> Job
Print all entries precisely as they are written.

> Exercise input
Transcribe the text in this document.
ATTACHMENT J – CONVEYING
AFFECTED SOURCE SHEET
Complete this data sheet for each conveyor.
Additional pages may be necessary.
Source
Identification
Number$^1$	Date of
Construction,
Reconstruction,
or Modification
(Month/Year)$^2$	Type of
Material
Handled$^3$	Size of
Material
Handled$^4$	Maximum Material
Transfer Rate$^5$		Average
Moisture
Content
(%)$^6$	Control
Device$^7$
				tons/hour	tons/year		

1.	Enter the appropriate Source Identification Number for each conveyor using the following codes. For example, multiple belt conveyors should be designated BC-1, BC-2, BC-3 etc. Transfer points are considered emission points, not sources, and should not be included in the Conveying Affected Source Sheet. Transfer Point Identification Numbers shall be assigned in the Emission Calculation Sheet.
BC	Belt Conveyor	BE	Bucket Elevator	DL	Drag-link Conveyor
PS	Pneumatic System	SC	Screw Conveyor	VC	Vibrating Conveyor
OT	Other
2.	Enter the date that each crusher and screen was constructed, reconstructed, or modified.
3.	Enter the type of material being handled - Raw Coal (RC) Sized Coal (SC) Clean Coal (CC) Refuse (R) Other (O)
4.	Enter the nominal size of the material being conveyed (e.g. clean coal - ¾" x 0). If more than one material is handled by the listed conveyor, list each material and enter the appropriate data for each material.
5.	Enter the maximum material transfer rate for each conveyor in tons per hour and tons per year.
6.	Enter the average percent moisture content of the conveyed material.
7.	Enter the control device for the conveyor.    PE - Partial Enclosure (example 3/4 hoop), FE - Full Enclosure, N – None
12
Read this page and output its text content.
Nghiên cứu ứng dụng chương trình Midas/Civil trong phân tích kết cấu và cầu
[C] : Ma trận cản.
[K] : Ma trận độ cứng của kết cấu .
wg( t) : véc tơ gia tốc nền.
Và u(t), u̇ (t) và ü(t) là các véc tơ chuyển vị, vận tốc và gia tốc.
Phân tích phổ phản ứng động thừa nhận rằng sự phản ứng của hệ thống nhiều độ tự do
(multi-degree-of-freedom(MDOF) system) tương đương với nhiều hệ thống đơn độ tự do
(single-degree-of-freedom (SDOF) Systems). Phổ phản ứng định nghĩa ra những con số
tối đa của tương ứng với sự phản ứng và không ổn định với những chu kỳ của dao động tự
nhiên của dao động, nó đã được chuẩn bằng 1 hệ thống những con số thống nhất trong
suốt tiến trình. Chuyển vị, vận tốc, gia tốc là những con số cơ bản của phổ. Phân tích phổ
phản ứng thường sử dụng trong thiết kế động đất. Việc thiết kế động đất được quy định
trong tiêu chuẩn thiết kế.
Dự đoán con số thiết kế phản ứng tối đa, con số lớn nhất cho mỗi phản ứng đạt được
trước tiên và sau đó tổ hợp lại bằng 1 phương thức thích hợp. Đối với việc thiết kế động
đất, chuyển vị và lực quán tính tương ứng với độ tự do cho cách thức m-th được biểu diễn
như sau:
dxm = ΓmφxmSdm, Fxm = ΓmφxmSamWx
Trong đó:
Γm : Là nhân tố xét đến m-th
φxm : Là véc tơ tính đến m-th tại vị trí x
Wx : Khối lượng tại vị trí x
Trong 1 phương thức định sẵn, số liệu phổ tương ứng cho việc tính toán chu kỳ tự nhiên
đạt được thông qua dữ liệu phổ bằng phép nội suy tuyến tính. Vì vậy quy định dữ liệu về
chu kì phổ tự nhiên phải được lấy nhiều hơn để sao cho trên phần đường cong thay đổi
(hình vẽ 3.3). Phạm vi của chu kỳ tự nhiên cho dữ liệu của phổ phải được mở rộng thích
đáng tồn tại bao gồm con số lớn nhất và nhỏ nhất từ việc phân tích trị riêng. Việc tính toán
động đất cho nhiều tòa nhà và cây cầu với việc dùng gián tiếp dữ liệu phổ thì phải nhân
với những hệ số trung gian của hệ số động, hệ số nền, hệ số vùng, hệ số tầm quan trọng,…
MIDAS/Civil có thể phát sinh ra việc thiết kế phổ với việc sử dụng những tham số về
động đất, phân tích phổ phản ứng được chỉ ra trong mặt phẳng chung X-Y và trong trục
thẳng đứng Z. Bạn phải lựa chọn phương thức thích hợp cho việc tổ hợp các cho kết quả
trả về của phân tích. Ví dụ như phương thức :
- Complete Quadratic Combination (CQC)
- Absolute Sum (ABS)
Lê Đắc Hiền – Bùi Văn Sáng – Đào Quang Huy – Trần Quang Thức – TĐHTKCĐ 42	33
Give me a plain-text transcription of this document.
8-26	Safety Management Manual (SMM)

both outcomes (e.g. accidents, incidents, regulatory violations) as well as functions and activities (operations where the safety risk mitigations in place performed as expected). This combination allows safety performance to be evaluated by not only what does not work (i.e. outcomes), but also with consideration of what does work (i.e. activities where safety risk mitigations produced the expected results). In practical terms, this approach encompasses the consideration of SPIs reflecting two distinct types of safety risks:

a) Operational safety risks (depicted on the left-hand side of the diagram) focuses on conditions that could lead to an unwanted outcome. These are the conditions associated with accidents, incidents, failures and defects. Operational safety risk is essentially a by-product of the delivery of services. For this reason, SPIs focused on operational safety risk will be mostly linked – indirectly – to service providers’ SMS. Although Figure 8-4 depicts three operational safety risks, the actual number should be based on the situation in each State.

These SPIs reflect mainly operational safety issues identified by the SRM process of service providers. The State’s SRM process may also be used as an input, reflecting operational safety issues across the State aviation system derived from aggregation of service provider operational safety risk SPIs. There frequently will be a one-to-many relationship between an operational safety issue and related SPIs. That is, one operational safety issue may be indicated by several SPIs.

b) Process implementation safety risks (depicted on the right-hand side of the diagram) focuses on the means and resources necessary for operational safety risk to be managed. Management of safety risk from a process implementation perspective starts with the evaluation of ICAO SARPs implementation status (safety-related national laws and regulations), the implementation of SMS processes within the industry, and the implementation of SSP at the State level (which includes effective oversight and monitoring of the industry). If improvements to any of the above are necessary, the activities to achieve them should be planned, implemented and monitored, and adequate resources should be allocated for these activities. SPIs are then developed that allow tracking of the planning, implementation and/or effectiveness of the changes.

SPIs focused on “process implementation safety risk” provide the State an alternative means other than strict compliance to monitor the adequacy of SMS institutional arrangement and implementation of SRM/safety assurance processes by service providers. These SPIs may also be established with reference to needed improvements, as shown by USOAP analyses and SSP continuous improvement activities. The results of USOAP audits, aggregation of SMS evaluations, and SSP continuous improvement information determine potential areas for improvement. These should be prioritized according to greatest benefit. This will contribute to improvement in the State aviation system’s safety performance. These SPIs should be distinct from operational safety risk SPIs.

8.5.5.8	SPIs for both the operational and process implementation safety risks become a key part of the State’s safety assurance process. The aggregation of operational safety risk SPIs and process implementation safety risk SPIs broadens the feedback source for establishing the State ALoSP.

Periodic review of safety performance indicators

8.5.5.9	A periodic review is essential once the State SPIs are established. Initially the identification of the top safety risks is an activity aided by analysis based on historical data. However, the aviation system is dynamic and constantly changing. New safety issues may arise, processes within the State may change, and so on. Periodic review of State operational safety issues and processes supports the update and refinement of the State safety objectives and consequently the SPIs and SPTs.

> Result for this exercise
Transcribe the text in this document.
ATTACHMENT J – CONVEYING
AFFECTED SOURCE SHEET
Complete this data sheet for each conveyor.
Additional pages may be necessary.
Source
Identification
Number$^1$	Date of
Construction,
Reconstruction,
or Modification
(Month/Year)$^2$	Type of
Material
Handled$^3$	Size of
Material
Handled$^4$	Maximum Material
Transfer Rate$^5$		Average
Moisture
Content
(%)$^6$	Control
Device$^7$
				tons/hour	tons/year		

1.	Enter the appropriate Source Identification Number for each conveyor using the following codes. For example, multiple belt conveyors should be designated BC-1, BC-2, BC-3 etc. Transfer points are considered emission points, not sources, and should not be included in the Conveying Affected Source Sheet. Transfer Point Identification Numbers shall be assigned in the Emission Calculation Sheet.
BC	Belt Conveyor	BE	Bucket Elevator	DL	Drag-link Conveyor
PS	Pneumatic System	SC	Screw Conveyor	VC	Vibrating Conveyor
OT	Other
2.	Enter the date that each crusher and screen was constructed, reconstructed, or modified.
3.	Enter the type of material being handled - Raw Coal (RC) Sized Coal (SC) Clean Coal (CC) Refuse (R) Other (O)
4.	Enter the nominal size of the material being conveyed (e.g. clean coal - ¾" x 0). If more than one material is handled by the listed conveyor, list each material and enter the appropriate data for each material.
5.	Enter the maximum material transfer rate for each conveyor in tons per hour and tons per year.
6.	Enter the average percent moisture content of the conveyed material.
7.	Enter the control device for the conveyor.    PE - Partial Enclosure (example 3/4 hoop), FE - Full Enclosure, N – None
12
Read this page and output its text content.
Nghiên cứu ứng dụng chương trình Midas/Civil trong phân tích kết cấu và cầu
[C] : Ma trận cản.
[K] : Ma trận độ cứng của kết cấu .
wg( t) : véc tơ gia tốc nền.
Và u(t), u̇ (t) và ü(t) là các véc tơ chuyển vị, vận tốc và gia tốc.
Phân tích phổ phản ứng động thừa nhận rằng sự phản ứng của hệ thống nhiều độ tự do
(multi-degree-of-freedom(MDOF) system) tương đương với nhiều hệ thống đơn độ tự do
(single-degree-of-freedom (SDOF) Systems). Phổ phản ứng định nghĩa ra những con số
tối đa của tương ứng với sự phản ứng và không ổn định với những chu kỳ của dao động tự
nhiên của dao động, nó đã được chuẩn bằng 1 hệ thống những con số thống nhất trong
suốt tiến trình. Chuyển vị, vận tốc, gia tốc là những con số cơ bản của phổ. Phân tích phổ
phản ứng thường sử dụng trong thiết kế động đất. Việc thiết kế động đất được quy định
trong tiêu chuẩn thiết kế.
Dự đoán con số thiết kế phản ứng tối đa, con số lớn nhất cho mỗi phản ứng đạt được
trước tiên và sau đó tổ hợp lại bằng 1 phương thức thích hợp. Đối với việc thiết kế động
đất, chuyển vị và lực quán tính tương ứng với độ tự do cho cách thức m-th được biểu diễn
như sau:
dxm = ΓmφxmSdm, Fxm = ΓmφxmSamWx
Trong đó:
Γm : Là nhân tố xét đến m-th
φxm : Là véc tơ tính đến m-th tại vị trí x
Wx : Khối lượng tại vị trí x
Trong 1 phương thức định sẵn, số liệu phổ tương ứng cho việc tính toán chu kỳ tự nhiên
đạt được thông qua dữ liệu phổ bằng phép nội suy tuyến tính. Vì vậy quy định dữ liệu về
chu kì phổ tự nhiên phải được lấy nhiều hơn để sao cho trên phần đường cong thay đổi
(hình vẽ 3.3). Phạm vi của chu kỳ tự nhiên cho dữ liệu của phổ phải được mở rộng thích
đáng tồn tại bao gồm con số lớn nhất và nhỏ nhất từ việc phân tích trị riêng. Việc tính toán
động đất cho nhiều tòa nhà và cây cầu với việc dùng gián tiếp dữ liệu phổ thì phải nhân
với những hệ số trung gian của hệ số động, hệ số nền, hệ số vùng, hệ số tầm quan trọng,…
MIDAS/Civil có thể phát sinh ra việc thiết kế phổ với việc sử dụng những tham số về
động đất, phân tích phổ phản ứng được chỉ ra trong mặt phẳng chung X-Y và trong trục
thẳng đứng Z. Bạn phải lựa chọn phương thức thích hợp cho việc tổ hợp các cho kết quả
trả về của phân tích. Ví dụ như phương thức :
- Complete Quadratic Combination (CQC)
- Absolute Sum (ABS)
Lê Đắc Hiền – Bùi Văn Sáng – Đào Quang Huy – Trần Quang Thức – TĐHTKCĐ 42	33
Give me a plain-text transcription of this document.
8-26	Safety Management Manual (SMM)

both outcomes (e.g. accidents, incidents, regulatory violations) as well as functions and activities (operations where the safety risk mitigations in place performed as expected). This combination allows safety performance to be evaluated by not only what does not work (i.e. outcomes), but also with consideration of what does work (i.e. activities where safety risk mitigations produced the expected results). In practical terms, this approach encompasses the consideration of SPIs reflecting two distinct types of safety risks:

a) Operational safety risks (depicted on the left-hand side of the diagram) focuses on conditions that could lead to an unwanted outcome. These are the conditions associated with accidents, incidents, failures and defects. Operational safety risk is essentially a by-product of the delivery of services. For this reason, SPIs focused on operational safety risk will be mostly linked – indirectly – to service providers’ SMS. Although Figure 8-4 depicts three operational safety risks, the actual number should be based on the situation in each State.

These SPIs reflect mainly operational safety issues identified by the SRM process of service providers. The State’s SRM process may also be used as an input, reflecting operational safety issues across the State aviation system derived from aggregation of service provider operational safety risk SPIs. There frequently will be a one-to-many relationship between an operational safety issue and related SPIs. That is, one operational safety issue may be indicated by several SPIs.

b) Process implementation safety risks (depicted on the right-hand side of the diagram) focuses on the means and resources necessary for operational safety risk to be managed. Management of safety risk from a process implementation perspective starts with the evaluation of ICAO SARPs implementation status (safety-related national laws and regulations), the implementation of SMS processes within the industry, and the implementation of SSP at the State level (which includes effective oversight and monitoring of the industry). If improvements to any of the above are necessary, the activities to achieve them should be planned, implemented and monitored, and adequate resources should be allocated for these activities. SPIs are then developed that allow tracking of the planning, implementation and/or effectiveness of the changes.

SPIs focused on “process implementation safety risk” provide the State an alternative means other than strict compliance to monitor the adequacy of SMS institutional arrangement and implementation of SRM/safety assurance processes by service providers. These SPIs may also be established with reference to needed improvements, as shown by USOAP analyses and SSP continuous improvement activities. The results of USOAP audits, aggregation of SMS evaluations, and SSP continuous improvement information determine potential areas for improvement. These should be prioritized according to greatest benefit. This will contribute to improvement in the State aviation system’s safety performance. These SPIs should be distinct from operational safety risk SPIs.

8.5.5.8	SPIs for both the operational and process implementation safety risks become a key part of the State’s safety assurance process. The aggregation of operational safety risk SPIs and process implementation safety risk SPIs broadens the feedback source for establishing the State ALoSP.

Periodic review of safety performance indicators

8.5.5.9	A periodic review is essential once the State SPIs are established. Initially the identification of the top safety risks is an activity aided by analysis based on historical data. However, the aviation system is dynamic and constantly changing. New safety issues may arise, processes within the State may change, and so on. Periodic review of State operational safety issues and processes supports the update and refinement of the State safety objectives and consequently the SPIs and SPTs.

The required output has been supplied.